[Annotated region listings]
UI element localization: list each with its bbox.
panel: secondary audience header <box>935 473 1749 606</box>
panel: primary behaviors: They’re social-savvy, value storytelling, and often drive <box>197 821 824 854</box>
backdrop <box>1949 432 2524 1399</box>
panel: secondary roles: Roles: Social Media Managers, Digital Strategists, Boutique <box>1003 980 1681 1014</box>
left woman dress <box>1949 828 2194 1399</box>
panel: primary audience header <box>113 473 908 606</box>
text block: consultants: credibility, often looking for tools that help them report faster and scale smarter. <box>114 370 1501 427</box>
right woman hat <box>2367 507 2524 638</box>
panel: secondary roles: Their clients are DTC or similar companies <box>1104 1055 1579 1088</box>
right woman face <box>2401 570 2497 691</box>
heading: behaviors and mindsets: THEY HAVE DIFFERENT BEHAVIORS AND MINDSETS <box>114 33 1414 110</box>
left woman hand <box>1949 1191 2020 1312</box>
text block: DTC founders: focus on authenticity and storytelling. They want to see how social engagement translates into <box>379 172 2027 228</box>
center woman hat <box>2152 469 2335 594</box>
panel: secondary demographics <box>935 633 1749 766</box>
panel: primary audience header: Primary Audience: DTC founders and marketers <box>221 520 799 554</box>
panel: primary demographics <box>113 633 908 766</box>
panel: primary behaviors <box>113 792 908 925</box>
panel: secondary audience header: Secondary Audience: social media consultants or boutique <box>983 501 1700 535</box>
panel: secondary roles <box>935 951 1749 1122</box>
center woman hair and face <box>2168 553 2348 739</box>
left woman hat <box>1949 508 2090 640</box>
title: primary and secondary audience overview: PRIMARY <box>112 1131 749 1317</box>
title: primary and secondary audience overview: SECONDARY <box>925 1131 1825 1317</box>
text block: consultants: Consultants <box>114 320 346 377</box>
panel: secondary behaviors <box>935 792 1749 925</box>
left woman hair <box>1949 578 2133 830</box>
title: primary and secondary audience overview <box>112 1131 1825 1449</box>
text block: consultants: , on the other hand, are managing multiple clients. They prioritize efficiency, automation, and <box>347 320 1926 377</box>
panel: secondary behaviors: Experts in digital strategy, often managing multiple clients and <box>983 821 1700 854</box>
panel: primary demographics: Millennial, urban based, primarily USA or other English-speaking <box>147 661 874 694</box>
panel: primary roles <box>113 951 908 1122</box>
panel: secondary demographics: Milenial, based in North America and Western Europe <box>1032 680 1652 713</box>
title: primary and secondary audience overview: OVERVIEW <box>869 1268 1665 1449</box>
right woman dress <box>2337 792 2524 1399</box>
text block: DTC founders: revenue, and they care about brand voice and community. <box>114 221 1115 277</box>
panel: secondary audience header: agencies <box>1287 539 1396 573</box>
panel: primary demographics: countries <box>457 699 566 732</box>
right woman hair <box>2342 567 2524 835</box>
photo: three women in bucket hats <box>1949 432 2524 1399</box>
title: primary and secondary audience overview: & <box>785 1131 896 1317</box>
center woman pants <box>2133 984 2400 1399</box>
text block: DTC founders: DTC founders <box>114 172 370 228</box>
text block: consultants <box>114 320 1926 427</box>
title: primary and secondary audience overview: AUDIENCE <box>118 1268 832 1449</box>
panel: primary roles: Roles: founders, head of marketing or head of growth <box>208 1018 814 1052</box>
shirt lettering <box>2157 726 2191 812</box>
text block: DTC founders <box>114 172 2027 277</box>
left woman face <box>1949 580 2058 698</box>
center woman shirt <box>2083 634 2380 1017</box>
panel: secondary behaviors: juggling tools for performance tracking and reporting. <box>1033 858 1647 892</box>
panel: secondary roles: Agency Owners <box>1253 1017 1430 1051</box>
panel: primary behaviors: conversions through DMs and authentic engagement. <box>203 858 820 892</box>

WRITTEN REQUEST: Turn the lines from the start of the records through the line containing "right woman hat <box>2367 507 2524 638</box>" into a Markdown table. Use the columns n and Line, give each line its own numbered row, and leave out blank lines.

WRITTEN ANSWER:
| n | Line |
|---|---|
| 1 | UI element localization: list each with its bbox. |
| 2 | panel: secondary audience header <box>935 473 1749 606</box> |
| 3 | panel: primary behaviors: They’re social-savvy, value storytelling, and often drive <box>197 821 824 854</box> |
| 4 | backdrop <box>1949 432 2524 1399</box> |
| 5 | panel: secondary roles: Roles: Social Media Managers, Digital Strategists, Boutique <box>1003 980 1681 1014</box> |
| 6 | left woman dress <box>1949 828 2194 1399</box> |
| 7 | panel: primary audience header <box>113 473 908 606</box> |
| 8 | text block: consultants: credibility, often looking for tools that help them report faster and scale smarter. <box>114 370 1501 427</box> |
| 9 | right woman hat <box>2367 507 2524 638</box> |